(Saved entries)
>>>

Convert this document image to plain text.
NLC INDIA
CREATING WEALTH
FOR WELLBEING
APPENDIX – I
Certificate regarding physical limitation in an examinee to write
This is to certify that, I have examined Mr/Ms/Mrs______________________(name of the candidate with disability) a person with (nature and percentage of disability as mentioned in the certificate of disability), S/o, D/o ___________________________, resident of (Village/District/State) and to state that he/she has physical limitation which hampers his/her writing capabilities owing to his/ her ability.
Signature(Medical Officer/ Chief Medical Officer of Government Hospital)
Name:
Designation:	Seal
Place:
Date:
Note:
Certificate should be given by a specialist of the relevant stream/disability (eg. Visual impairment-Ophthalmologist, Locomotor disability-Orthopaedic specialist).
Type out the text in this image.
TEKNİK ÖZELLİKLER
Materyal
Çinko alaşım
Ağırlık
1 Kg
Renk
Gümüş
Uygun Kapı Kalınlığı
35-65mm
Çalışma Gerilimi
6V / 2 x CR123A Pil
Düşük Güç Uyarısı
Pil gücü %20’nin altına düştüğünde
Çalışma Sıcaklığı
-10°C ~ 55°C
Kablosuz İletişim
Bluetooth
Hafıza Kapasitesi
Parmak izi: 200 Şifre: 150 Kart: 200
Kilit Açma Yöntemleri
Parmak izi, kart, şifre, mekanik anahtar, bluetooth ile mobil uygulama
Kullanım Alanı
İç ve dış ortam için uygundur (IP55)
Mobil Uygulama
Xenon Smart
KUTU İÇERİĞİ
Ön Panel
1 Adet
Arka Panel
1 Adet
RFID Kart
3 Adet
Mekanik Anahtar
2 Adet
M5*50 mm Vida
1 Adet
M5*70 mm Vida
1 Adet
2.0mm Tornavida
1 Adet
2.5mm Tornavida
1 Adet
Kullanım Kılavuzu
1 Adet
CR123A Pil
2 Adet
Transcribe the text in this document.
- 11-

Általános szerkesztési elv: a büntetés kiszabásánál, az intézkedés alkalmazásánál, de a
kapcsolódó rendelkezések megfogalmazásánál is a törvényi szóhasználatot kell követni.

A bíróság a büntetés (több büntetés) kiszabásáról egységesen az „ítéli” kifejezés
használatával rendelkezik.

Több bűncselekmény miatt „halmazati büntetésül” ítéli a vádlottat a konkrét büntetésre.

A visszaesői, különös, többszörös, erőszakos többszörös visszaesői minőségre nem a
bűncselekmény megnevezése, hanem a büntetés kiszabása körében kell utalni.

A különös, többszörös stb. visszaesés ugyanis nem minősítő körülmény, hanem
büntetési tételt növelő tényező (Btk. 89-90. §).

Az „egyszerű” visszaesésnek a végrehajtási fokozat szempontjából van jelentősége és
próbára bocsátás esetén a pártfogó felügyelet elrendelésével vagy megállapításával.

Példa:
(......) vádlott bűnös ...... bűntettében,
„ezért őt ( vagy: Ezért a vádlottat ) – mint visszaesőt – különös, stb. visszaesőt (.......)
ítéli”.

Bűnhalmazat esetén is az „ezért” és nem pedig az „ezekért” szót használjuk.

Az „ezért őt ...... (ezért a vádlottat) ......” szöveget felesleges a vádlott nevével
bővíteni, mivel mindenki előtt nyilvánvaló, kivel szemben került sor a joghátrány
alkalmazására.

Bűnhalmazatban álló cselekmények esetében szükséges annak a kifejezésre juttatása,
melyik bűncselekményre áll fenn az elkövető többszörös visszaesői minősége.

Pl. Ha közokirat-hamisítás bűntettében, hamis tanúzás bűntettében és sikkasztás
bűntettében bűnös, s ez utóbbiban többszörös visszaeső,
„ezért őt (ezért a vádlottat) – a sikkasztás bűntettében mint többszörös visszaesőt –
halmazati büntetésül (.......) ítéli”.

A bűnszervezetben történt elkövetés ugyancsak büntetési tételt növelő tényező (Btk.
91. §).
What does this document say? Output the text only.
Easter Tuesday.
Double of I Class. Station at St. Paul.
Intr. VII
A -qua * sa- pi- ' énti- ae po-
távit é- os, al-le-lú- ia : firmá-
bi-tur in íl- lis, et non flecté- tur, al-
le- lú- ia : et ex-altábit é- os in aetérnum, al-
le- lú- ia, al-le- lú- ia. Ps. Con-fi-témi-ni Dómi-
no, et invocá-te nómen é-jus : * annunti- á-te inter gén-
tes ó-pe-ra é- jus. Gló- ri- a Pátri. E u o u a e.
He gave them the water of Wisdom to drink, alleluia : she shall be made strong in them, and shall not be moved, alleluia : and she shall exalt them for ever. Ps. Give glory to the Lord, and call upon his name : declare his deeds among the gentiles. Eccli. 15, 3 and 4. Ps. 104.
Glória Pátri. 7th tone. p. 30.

<<<

PROBLEM DESCRIPTION: Repeat the lines above exactly.

RESPONSE TO THE EXERCISE:
Convert this document image to plain text.
NLC INDIA
CREATING WEALTH
FOR WELLBEING
APPENDIX – I
Certificate regarding physical limitation in an examinee to write
This is to certify that, I have examined Mr/Ms/Mrs______________________(name of the candidate with disability) a person with (nature and percentage of disability as mentioned in the certificate of disability), S/o, D/o ___________________________, resident of (Village/District/State) and to state that he/she has physical limitation which hampers his/her writing capabilities owing to his/ her ability.
Signature(Medical Officer/ Chief Medical Officer of Government Hospital)
Name:
Designation:	Seal
Place:
Date:
Note:
Certificate should be given by a specialist of the relevant stream/disability (eg. Visual impairment-Ophthalmologist, Locomotor disability-Orthopaedic specialist).
Type out the text in this image.
TEKNİK ÖZELLİKLER
Materyal
Çinko alaşım
Ağırlık
1 Kg
Renk
Gümüş
Uygun Kapı Kalınlığı
35-65mm
Çalışma Gerilimi
6V / 2 x CR123A Pil
Düşük Güç Uyarısı
Pil gücü %20’nin altına düştüğünde
Çalışma Sıcaklığı
-10°C ~ 55°C
Kablosuz İletişim
Bluetooth
Hafıza Kapasitesi
Parmak izi: 200 Şifre: 150 Kart: 200
Kilit Açma Yöntemleri
Parmak izi, kart, şifre, mekanik anahtar, bluetooth ile mobil uygulama
Kullanım Alanı
İç ve dış ortam için uygundur (IP55)
Mobil Uygulama
Xenon Smart
KUTU İÇERİĞİ
Ön Panel
1 Adet
Arka Panel
1 Adet
RFID Kart
3 Adet
Mekanik Anahtar
2 Adet
M5*50 mm Vida
1 Adet
M5*70 mm Vida
1 Adet
2.0mm Tornavida
1 Adet
2.5mm Tornavida
1 Adet
Kullanım Kılavuzu
1 Adet
CR123A Pil
2 Adet
Transcribe the text in this document.
- 11-

Általános szerkesztési elv: a büntetés kiszabásánál, az intézkedés alkalmazásánál, de a
kapcsolódó rendelkezések megfogalmazásánál is a törvényi szóhasználatot kell követni.

A bíróság a büntetés (több büntetés) kiszabásáról egységesen az „ítéli” kifejezés
használatával rendelkezik.

Több bűncselekmény miatt „halmazati büntetésül” ítéli a vádlottat a konkrét büntetésre.

A visszaesői, különös, többszörös, erőszakos többszörös visszaesői minőségre nem a
bűncselekmény megnevezése, hanem a büntetés kiszabása körében kell utalni.

A különös, többszörös stb. visszaesés ugyanis nem minősítő körülmény, hanem
büntetési tételt növelő tényező (Btk. 89-90. §).

Az „egyszerű” visszaesésnek a végrehajtási fokozat szempontjából van jelentősége és
próbára bocsátás esetén a pártfogó felügyelet elrendelésével vagy megállapításával.

Példa:
(......) vádlott bűnös ...... bűntettében,
„ezért őt ( vagy: Ezért a vádlottat ) – mint visszaesőt – különös, stb. visszaesőt (.......)
ítéli”.

Bűnhalmazat esetén is az „ezért” és nem pedig az „ezekért” szót használjuk.

Az „ezért őt ...... (ezért a vádlottat) ......” szöveget felesleges a vádlott nevével
bővíteni, mivel mindenki előtt nyilvánvaló, kivel szemben került sor a joghátrány
alkalmazására.

Bűnhalmazatban álló cselekmények esetében szükséges annak a kifejezésre juttatása,
melyik bűncselekményre áll fenn az elkövető többszörös visszaesői minősége.

Pl. Ha közokirat-hamisítás bűntettében, hamis tanúzás bűntettében és sikkasztás
bűntettében bűnös, s ez utóbbiban többszörös visszaeső,
„ezért őt (ezért a vádlottat) – a sikkasztás bűntettében mint többszörös visszaesőt –
halmazati büntetésül (.......) ítéli”.

A bűnszervezetben történt elkövetés ugyancsak büntetési tételt növelő tényező (Btk.
91. §).
What does this document say? Output the text only.
Easter Tuesday.
Double of I Class. Station at St. Paul.
Intr. VII
A -qua * sa- pi- ' énti- ae po-
távit é- os, al-le-lú- ia : firmá-
bi-tur in íl- lis, et non flecté- tur, al-
le- lú- ia : et ex-altábit é- os in aetérnum, al-
le- lú- ia, al-le- lú- ia. Ps. Con-fi-témi-ni Dómi-
no, et invocá-te nómen é-jus : * annunti- á-te inter gén-
tes ó-pe-ra é- jus. Gló- ri- a Pátri. E u o u a e.
He gave them the water of Wisdom to drink, alleluia : she shall be made strong in them, and shall not be moved, alleluia : and she shall exalt them for ever. Ps. Give glory to the Lord, and call upon his name : declare his deeds among the gentiles. Eccli. 15, 3 and 4. Ps. 104.
Glória Pátri. 7th tone. p. 30.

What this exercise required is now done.